Given exercise ▸ Write out each line that follows exactly as it stands, without the pictures.

Extracted material ▸

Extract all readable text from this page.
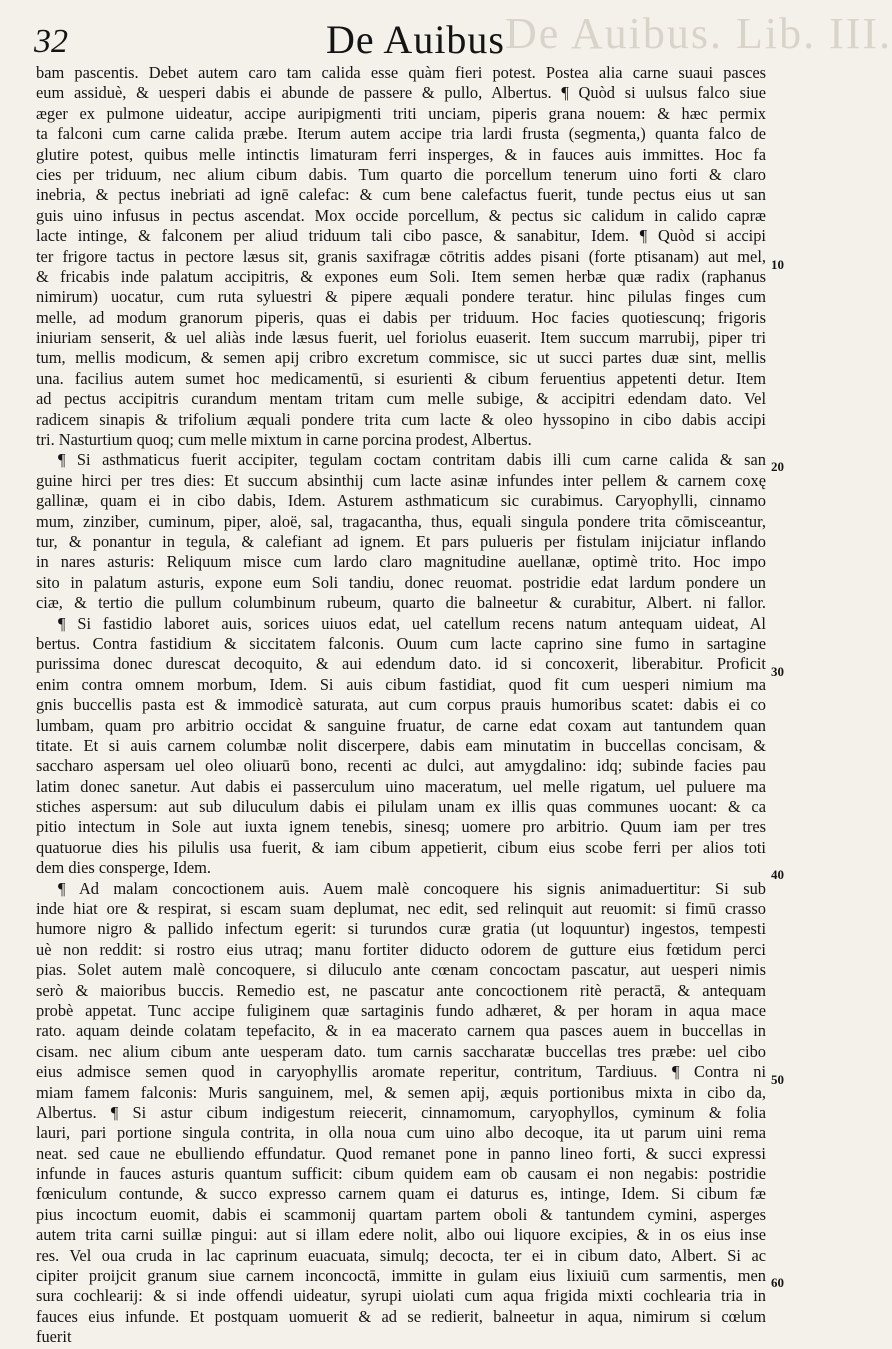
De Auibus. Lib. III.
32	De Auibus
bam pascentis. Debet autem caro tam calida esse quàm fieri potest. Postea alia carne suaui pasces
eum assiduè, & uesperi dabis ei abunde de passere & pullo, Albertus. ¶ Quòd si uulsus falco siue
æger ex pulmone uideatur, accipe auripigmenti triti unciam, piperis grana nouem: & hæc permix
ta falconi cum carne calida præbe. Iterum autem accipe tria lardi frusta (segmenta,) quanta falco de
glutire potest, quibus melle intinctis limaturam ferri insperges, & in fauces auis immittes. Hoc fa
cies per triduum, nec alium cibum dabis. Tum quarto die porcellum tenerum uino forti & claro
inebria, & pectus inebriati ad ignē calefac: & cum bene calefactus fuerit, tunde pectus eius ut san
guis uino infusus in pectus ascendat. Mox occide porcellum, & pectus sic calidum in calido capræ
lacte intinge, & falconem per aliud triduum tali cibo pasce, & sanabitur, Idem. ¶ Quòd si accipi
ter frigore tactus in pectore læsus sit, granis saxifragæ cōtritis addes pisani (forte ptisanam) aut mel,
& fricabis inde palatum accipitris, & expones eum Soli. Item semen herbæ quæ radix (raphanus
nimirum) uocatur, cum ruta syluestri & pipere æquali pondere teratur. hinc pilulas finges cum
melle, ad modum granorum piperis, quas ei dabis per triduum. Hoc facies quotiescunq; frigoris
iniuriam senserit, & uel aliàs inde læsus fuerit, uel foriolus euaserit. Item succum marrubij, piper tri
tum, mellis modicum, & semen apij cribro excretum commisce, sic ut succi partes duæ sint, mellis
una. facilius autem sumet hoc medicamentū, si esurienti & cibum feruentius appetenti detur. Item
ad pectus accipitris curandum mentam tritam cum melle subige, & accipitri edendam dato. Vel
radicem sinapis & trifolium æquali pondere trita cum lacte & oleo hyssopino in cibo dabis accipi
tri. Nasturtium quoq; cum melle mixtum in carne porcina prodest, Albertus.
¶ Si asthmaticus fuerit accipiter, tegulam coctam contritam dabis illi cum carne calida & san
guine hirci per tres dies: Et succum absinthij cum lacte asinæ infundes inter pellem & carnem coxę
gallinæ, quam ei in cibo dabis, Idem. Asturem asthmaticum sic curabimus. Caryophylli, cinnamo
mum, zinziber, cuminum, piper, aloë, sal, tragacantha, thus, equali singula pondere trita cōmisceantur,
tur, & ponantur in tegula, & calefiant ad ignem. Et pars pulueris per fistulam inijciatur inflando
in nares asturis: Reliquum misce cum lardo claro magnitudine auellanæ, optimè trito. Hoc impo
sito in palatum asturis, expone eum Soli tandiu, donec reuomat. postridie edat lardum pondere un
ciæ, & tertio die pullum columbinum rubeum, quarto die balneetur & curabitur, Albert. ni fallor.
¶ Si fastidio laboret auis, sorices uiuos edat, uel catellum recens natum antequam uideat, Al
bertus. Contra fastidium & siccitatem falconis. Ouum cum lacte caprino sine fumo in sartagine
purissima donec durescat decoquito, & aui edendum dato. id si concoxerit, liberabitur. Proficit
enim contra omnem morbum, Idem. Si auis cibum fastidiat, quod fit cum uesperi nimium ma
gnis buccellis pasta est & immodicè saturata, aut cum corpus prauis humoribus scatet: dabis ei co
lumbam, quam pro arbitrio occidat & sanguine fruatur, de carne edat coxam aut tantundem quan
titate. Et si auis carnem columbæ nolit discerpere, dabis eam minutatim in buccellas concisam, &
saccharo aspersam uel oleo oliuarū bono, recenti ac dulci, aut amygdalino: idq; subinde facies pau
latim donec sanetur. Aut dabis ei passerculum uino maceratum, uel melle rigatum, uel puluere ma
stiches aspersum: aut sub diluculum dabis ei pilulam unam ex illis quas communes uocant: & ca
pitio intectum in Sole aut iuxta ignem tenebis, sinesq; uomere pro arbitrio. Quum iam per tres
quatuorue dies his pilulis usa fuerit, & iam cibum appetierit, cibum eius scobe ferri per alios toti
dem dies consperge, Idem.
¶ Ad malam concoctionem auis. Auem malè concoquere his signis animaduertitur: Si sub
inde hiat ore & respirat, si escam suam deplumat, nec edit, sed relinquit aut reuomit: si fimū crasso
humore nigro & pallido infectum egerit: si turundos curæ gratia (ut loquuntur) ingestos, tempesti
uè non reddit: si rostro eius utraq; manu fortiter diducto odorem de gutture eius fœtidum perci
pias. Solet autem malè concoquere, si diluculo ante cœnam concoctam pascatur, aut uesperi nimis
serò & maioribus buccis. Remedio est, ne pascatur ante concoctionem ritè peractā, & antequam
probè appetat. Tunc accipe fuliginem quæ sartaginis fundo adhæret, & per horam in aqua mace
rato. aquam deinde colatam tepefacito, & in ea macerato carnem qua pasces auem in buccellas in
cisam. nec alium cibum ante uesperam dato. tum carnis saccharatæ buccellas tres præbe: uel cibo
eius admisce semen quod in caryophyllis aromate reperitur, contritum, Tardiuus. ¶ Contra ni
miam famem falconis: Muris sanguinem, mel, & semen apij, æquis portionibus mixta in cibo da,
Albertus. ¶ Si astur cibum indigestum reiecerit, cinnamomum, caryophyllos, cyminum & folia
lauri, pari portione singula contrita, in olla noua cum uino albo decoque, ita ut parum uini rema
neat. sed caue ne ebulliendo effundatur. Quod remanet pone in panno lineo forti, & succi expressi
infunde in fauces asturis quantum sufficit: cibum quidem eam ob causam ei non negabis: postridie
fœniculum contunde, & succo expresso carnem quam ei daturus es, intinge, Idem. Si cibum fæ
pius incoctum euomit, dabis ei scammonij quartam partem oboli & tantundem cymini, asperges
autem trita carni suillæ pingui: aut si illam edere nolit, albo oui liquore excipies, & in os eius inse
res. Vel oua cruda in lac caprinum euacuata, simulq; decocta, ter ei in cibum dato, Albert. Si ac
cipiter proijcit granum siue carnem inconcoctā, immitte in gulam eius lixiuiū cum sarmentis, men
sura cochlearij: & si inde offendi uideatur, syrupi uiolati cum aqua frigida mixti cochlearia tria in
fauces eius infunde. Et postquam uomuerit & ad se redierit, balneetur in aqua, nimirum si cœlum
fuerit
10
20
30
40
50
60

Result below ▸
Extract all readable text from this page.
De Auibus. Lib. III.
32	De Auibus
bam pascentis. Debet autem caro tam calida esse quàm fieri potest. Postea alia carne suaui pasces
eum assiduè, & uesperi dabis ei abunde de passere & pullo, Albertus. ¶ Quòd si uulsus falco siue
æger ex pulmone uideatur, accipe auripigmenti triti unciam, piperis grana nouem: & hæc permix
ta falconi cum carne calida præbe. Iterum autem accipe tria lardi frusta (segmenta,) quanta falco de
glutire potest, quibus melle intinctis limaturam ferri insperges, & in fauces auis immittes. Hoc fa
cies per triduum, nec alium cibum dabis. Tum quarto die porcellum tenerum uino forti & claro
inebria, & pectus inebriati ad ignē calefac: & cum bene calefactus fuerit, tunde pectus eius ut san
guis uino infusus in pectus ascendat. Mox occide porcellum, & pectus sic calidum in calido capræ
lacte intinge, & falconem per aliud triduum tali cibo pasce, & sanabitur, Idem. ¶ Quòd si accipi
ter frigore tactus in pectore læsus sit, granis saxifragæ cōtritis addes pisani (forte ptisanam) aut mel,
& fricabis inde palatum accipitris, & expones eum Soli. Item semen herbæ quæ radix (raphanus
nimirum) uocatur, cum ruta syluestri & pipere æquali pondere teratur. hinc pilulas finges cum
melle, ad modum granorum piperis, quas ei dabis per triduum. Hoc facies quotiescunq; frigoris
iniuriam senserit, & uel aliàs inde læsus fuerit, uel foriolus euaserit. Item succum marrubij, piper tri
tum, mellis modicum, & semen apij cribro excretum commisce, sic ut succi partes duæ sint, mellis
una. facilius autem sumet hoc medicamentū, si esurienti & cibum feruentius appetenti detur. Item
ad pectus accipitris curandum mentam tritam cum melle subige, & accipitri edendam dato. Vel
radicem sinapis & trifolium æquali pondere trita cum lacte & oleo hyssopino in cibo dabis accipi
tri. Nasturtium quoq; cum melle mixtum in carne porcina prodest, Albertus.
¶ Si asthmaticus fuerit accipiter, tegulam coctam contritam dabis illi cum carne calida & san
guine hirci per tres dies: Et succum absinthij cum lacte asinæ infundes inter pellem & carnem coxę
gallinæ, quam ei in cibo dabis, Idem. Asturem asthmaticum sic curabimus. Caryophylli, cinnamo
mum, zinziber, cuminum, piper, aloë, sal, tragacantha, thus, equali singula pondere trita cōmisceantur,
tur, & ponantur in tegula, & calefiant ad ignem. Et pars pulueris per fistulam inijciatur inflando
in nares asturis: Reliquum misce cum lardo claro magnitudine auellanæ, optimè trito. Hoc impo
sito in palatum asturis, expone eum Soli tandiu, donec reuomat. postridie edat lardum pondere un
ciæ, & tertio die pullum columbinum rubeum, quarto die balneetur & curabitur, Albert. ni fallor.
¶ Si fastidio laboret auis, sorices uiuos edat, uel catellum recens natum antequam uideat, Al
bertus. Contra fastidium & siccitatem falconis. Ouum cum lacte caprino sine fumo in sartagine
purissima donec durescat decoquito, & aui edendum dato. id si concoxerit, liberabitur. Proficit
enim contra omnem morbum, Idem. Si auis cibum fastidiat, quod fit cum uesperi nimium ma
gnis buccellis pasta est & immodicè saturata, aut cum corpus prauis humoribus scatet: dabis ei co
lumbam, quam pro arbitrio occidat & sanguine fruatur, de carne edat coxam aut tantundem quan
titate. Et si auis carnem columbæ nolit discerpere, dabis eam minutatim in buccellas concisam, &
saccharo aspersam uel oleo oliuarū bono, recenti ac dulci, aut amygdalino: idq; subinde facies pau
latim donec sanetur. Aut dabis ei passerculum uino maceratum, uel melle rigatum, uel puluere ma
stiches aspersum: aut sub diluculum dabis ei pilulam unam ex illis quas communes uocant: & ca
pitio intectum in Sole aut iuxta ignem tenebis, sinesq; uomere pro arbitrio. Quum iam per tres
quatuorue dies his pilulis usa fuerit, & iam cibum appetierit, cibum eius scobe ferri per alios toti
dem dies consperge, Idem.
¶ Ad malam concoctionem auis. Auem malè concoquere his signis animaduertitur: Si sub
inde hiat ore & respirat, si escam suam deplumat, nec edit, sed relinquit aut reuomit: si fimū crasso
humore nigro & pallido infectum egerit: si turundos curæ gratia (ut loquuntur) ingestos, tempesti
uè non reddit: si rostro eius utraq; manu fortiter diducto odorem de gutture eius fœtidum perci
pias. Solet autem malè concoquere, si diluculo ante cœnam concoctam pascatur, aut uesperi nimis
serò & maioribus buccis. Remedio est, ne pascatur ante concoctionem ritè peractā, & antequam
probè appetat. Tunc accipe fuliginem quæ sartaginis fundo adhæret, & per horam in aqua mace
rato. aquam deinde colatam tepefacito, & in ea macerato carnem qua pasces auem in buccellas in
cisam. nec alium cibum ante uesperam dato. tum carnis saccharatæ buccellas tres præbe: uel cibo
eius admisce semen quod in caryophyllis aromate reperitur, contritum, Tardiuus. ¶ Contra ni
miam famem falconis: Muris sanguinem, mel, & semen apij, æquis portionibus mixta in cibo da,
Albertus. ¶ Si astur cibum indigestum reiecerit, cinnamomum, caryophyllos, cyminum & folia
lauri, pari portione singula contrita, in olla noua cum uino albo decoque, ita ut parum uini rema
neat. sed caue ne ebulliendo effundatur. Quod remanet pone in panno lineo forti, & succi expressi
infunde in fauces asturis quantum sufficit: cibum quidem eam ob causam ei non negabis: postridie
fœniculum contunde, & succo expresso carnem quam ei daturus es, intinge, Idem. Si cibum fæ
pius incoctum euomit, dabis ei scammonij quartam partem oboli & tantundem cymini, asperges
autem trita carni suillæ pingui: aut si illam edere nolit, albo oui liquore excipies, & in os eius inse
res. Vel oua cruda in lac caprinum euacuata, simulq; decocta, ter ei in cibum dato, Albert. Si ac
cipiter proijcit granum siue carnem inconcoctā, immitte in gulam eius lixiuiū cum sarmentis, men
sura cochlearij: & si inde offendi uideatur, syrupi uiolati cum aqua frigida mixti cochlearia tria in
fauces eius infunde. Et postquam uomuerit & ad se redierit, balneetur in aqua, nimirum si cœlum
fuerit
10
20
30
40
50
60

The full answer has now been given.